-- Begin --
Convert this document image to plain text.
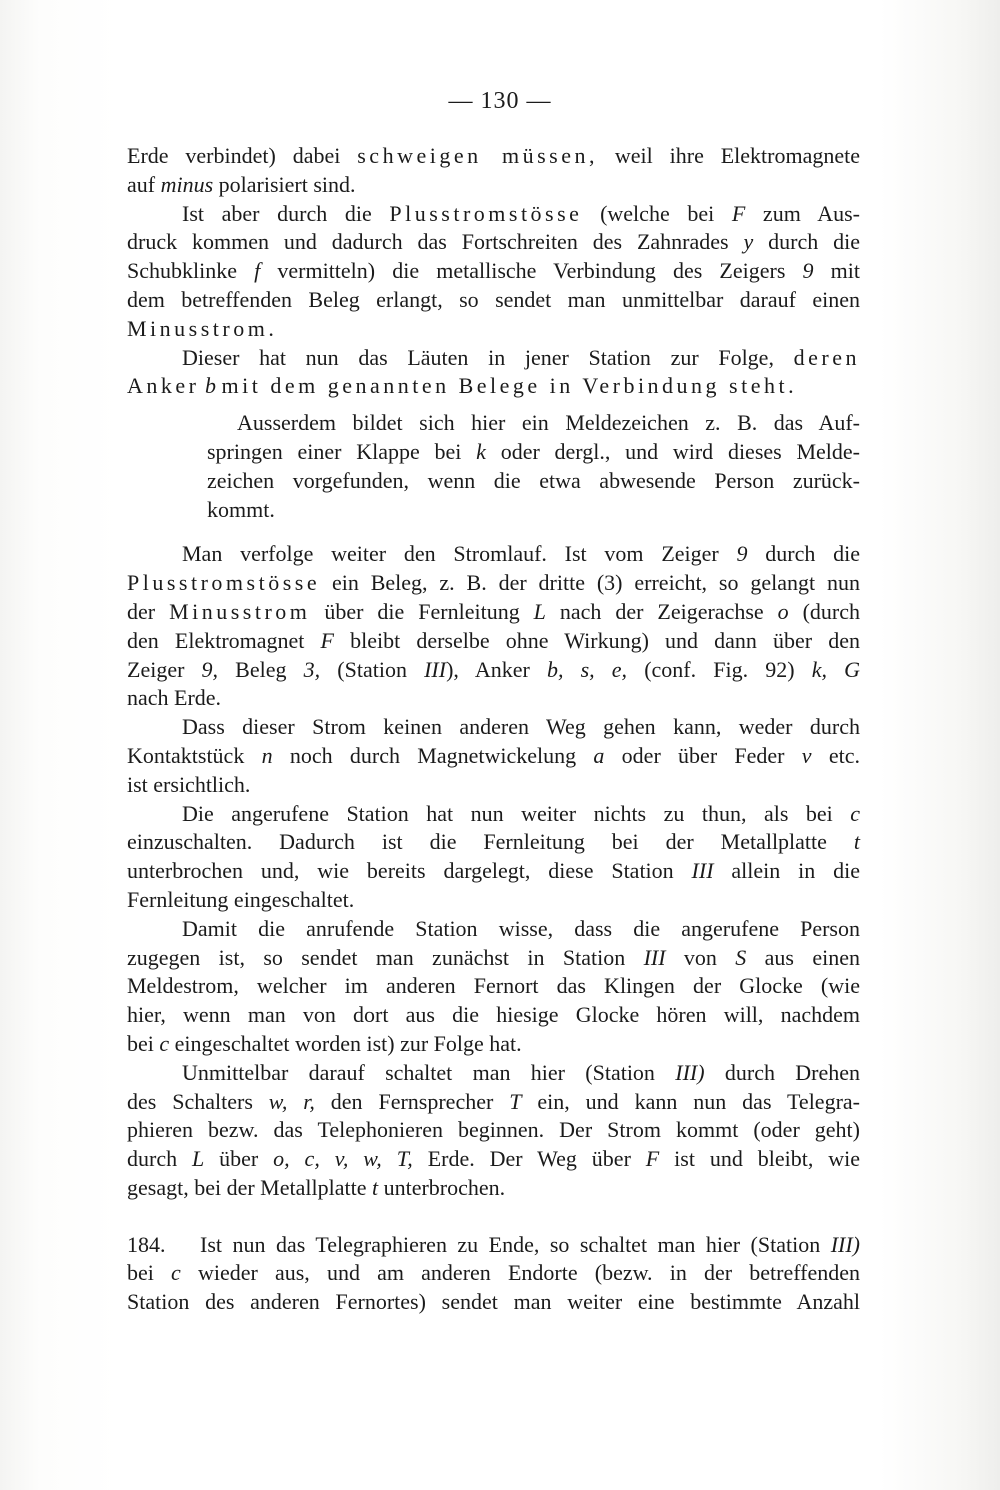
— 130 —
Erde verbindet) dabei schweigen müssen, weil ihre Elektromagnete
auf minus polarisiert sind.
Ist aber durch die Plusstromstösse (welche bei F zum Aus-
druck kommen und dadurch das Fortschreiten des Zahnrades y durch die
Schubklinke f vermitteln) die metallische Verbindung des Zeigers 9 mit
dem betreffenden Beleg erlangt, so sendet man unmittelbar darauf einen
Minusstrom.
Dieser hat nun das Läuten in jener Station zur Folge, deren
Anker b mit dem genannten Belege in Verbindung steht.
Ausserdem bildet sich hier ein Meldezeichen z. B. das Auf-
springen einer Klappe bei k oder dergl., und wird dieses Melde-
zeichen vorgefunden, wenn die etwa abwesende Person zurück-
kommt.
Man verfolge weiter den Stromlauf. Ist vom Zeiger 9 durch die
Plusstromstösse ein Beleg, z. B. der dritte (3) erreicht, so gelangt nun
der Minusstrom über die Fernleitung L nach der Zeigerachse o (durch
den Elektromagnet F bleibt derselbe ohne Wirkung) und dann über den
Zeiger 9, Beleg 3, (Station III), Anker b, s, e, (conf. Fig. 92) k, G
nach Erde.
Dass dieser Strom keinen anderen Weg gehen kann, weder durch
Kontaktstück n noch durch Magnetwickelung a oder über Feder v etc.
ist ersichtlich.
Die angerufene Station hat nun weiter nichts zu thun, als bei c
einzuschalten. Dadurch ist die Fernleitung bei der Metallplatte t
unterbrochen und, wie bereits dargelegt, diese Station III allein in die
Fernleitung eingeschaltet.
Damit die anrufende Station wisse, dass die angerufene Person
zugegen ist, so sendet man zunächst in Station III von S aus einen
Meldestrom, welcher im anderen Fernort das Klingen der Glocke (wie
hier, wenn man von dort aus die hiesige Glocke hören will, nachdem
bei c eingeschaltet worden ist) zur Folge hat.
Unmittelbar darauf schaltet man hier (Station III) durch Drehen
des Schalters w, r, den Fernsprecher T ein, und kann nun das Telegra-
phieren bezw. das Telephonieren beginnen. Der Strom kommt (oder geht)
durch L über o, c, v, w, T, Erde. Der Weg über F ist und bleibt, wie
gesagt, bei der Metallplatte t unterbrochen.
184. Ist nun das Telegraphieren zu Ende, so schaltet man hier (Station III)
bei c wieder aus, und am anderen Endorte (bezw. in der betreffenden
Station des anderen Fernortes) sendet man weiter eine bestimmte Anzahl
-- End --
-- Begin --
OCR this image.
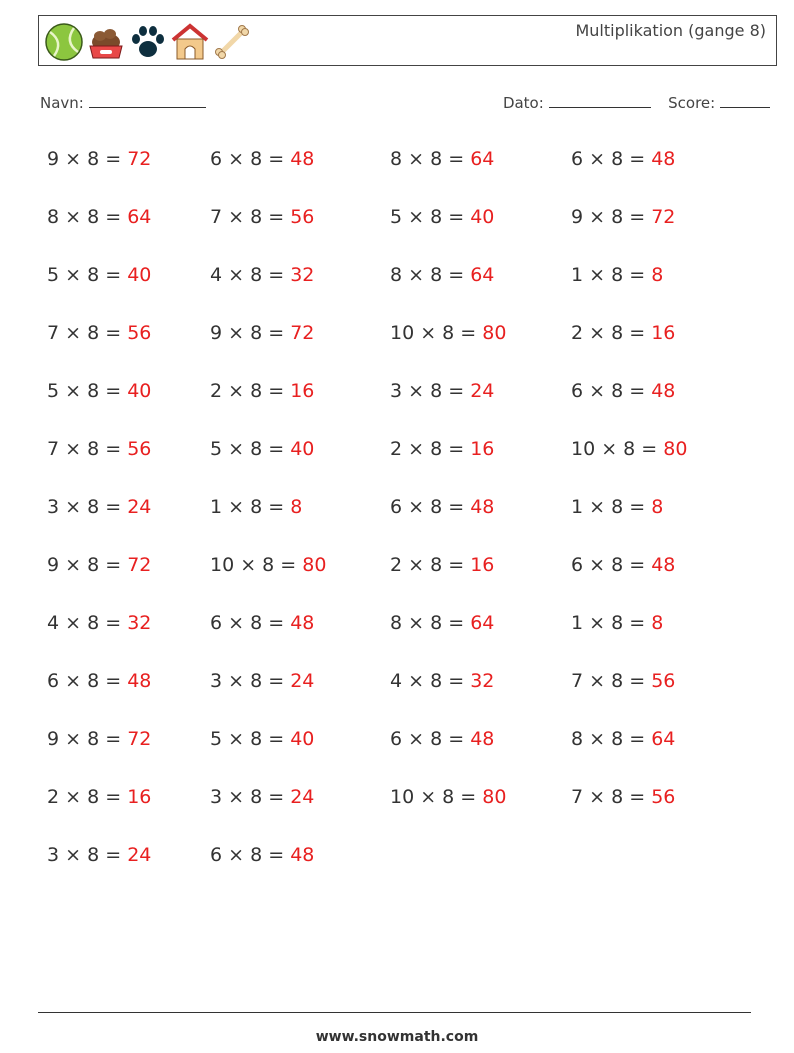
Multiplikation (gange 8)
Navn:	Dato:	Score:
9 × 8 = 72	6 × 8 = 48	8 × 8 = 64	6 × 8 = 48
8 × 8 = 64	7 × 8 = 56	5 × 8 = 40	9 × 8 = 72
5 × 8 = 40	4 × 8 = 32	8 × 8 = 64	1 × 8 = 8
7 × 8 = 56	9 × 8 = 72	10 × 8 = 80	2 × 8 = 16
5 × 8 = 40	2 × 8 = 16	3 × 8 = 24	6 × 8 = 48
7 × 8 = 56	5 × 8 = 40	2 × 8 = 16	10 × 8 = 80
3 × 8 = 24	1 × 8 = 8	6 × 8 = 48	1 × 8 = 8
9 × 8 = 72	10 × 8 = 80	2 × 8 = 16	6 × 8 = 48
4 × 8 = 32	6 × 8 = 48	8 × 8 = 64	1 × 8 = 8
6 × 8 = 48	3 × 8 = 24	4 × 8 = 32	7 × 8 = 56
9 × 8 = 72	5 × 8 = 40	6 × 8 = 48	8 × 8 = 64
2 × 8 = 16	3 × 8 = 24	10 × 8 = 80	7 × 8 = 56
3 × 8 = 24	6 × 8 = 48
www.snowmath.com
-- End --
▶ INSTRUCTIONS TO FOLLOW:
Copy all lines from the entries that contain the word "wenn".

▶ EXERCISE RESPONSE:
zeichen vorgefunden, wenn die etwa abwesende Person zurück-
hier, wenn man von dort aus die hiesige Glocke hören will, nachdem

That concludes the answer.